Exercise: Can you print every record below exactly as written?

Supplied entries:
↓↓↓

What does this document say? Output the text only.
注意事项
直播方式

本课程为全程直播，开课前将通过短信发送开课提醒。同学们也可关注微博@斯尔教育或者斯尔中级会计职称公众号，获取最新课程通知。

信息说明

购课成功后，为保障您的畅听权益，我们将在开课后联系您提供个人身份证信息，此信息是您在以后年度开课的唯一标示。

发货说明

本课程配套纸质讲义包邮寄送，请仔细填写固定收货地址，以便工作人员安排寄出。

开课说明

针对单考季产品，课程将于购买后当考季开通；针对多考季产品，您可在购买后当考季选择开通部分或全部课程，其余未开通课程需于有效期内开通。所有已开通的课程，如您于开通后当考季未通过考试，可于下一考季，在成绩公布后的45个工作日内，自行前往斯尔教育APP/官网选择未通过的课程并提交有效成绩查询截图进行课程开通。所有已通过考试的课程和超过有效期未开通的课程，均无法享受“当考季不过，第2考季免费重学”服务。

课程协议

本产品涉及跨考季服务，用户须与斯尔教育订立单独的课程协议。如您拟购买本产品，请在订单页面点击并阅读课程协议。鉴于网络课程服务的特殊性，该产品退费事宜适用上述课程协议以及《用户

↑↑↑

Response below:
What does this document say? Output the text only.
注意事项
直播方式

本课程为全程直播，开课前将通过短信发送开课提醒。同学们也可关注微博@斯尔教育或者斯尔中级会计职称公众号，获取最新课程通知。

信息说明

购课成功后，为保障您的畅听权益，我们将在开课后联系您提供个人身份证信息，此信息是您在以后年度开课的唯一标示。

发货说明

本课程配套纸质讲义包邮寄送，请仔细填写固定收货地址，以便工作人员安排寄出。

开课说明

针对单考季产品，课程将于购买后当考季开通；针对多考季产品，您可在购买后当考季选择开通部分或全部课程，其余未开通课程需于有效期内开通。所有已开通的课程，如您于开通后当考季未通过考试，可于下一考季，在成绩公布后的45个工作日内，自行前往斯尔教育APP/官网选择未通过的课程并提交有效成绩查询截图进行课程开通。所有已通过考试的课程和超过有效期未开通的课程，均无法享受“当考季不过，第2考季免费重学”服务。

课程协议

本产品涉及跨考季服务，用户须与斯尔教育订立单独的课程协议。如您拟购买本产品，请在订单页面点击并阅读课程协议。鉴于网络课程服务的特殊性，该产品退费事宜适用上述课程协议以及《用户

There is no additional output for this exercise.